— BEGIN Entries supplied —
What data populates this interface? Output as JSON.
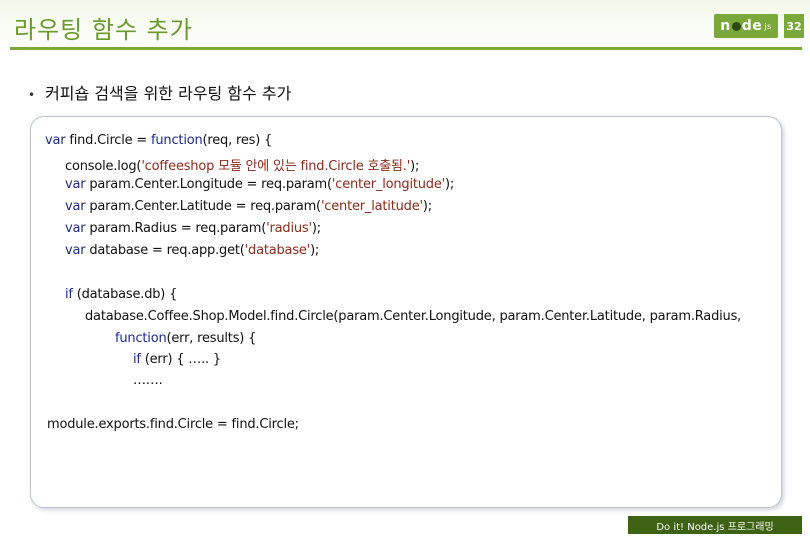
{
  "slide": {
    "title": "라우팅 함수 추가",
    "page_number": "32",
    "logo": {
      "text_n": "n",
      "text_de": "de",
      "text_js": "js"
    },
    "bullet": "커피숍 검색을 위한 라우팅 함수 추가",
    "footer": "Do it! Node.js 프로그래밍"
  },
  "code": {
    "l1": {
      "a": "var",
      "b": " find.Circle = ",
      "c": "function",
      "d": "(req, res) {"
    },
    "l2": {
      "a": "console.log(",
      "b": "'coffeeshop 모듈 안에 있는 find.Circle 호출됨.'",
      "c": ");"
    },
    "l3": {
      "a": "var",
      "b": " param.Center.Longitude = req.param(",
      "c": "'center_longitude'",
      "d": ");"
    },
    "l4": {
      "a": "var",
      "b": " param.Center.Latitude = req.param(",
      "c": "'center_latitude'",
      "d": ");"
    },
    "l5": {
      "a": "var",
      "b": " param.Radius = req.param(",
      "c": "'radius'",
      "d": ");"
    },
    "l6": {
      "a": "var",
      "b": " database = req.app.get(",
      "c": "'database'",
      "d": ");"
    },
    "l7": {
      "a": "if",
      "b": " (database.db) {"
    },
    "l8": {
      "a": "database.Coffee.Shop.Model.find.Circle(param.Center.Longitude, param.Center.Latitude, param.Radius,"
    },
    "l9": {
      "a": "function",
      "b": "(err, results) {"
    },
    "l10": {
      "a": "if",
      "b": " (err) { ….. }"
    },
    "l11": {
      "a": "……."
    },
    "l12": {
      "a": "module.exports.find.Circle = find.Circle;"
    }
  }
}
— END Entries supplied —
Keep every word of the data as it is when you write it out, but drop the pictures.

> **Full solution**:
What data populates this interface? Output as JSON.
{
  "slide": {
    "title": "라우팅 함수 추가",
    "page_number": "32",
    "logo": {
      "text_n": "n",
      "text_de": "de",
      "text_js": "js"
    },
    "bullet": "커피숍 검색을 위한 라우팅 함수 추가",
    "footer": "Do it! Node.js 프로그래밍"
  },
  "code": {
    "l1": {
      "a": "var",
      "b": " find.Circle = ",
      "c": "function",
      "d": "(req, res) {"
    },
    "l2": {
      "a": "console.log(",
      "b": "'coffeeshop 모듈 안에 있는 find.Circle 호출됨.'",
      "c": ");"
    },
    "l3": {
      "a": "var",
      "b": " param.Center.Longitude = req.param(",
      "c": "'center_longitude'",
      "d": ");"
    },
    "l4": {
      "a": "var",
      "b": " param.Center.Latitude = req.param(",
      "c": "'center_latitude'",
      "d": ");"
    },
    "l5": {
      "a": "var",
      "b": " param.Radius = req.param(",
      "c": "'radius'",
      "d": ");"
    },
    "l6": {
      "a": "var",
      "b": " database = req.app.get(",
      "c": "'database'",
      "d": ");"
    },
    "l7": {
      "a": "if",
      "b": " (database.db) {"
    },
    "l8": {
      "a": "database.Coffee.Shop.Model.find.Circle(param.Center.Longitude, param.Center.Latitude, param.Radius,"
    },
    "l9": {
      "a": "function",
      "b": "(err, results) {"
    },
    "l10": {
      "a": "if",
      "b": " (err) { ….. }"
    },
    "l11": {
      "a": "……."
    },
    "l12": {
      "a": "module.exports.find.Circle = find.Circle;"
    }
  }
}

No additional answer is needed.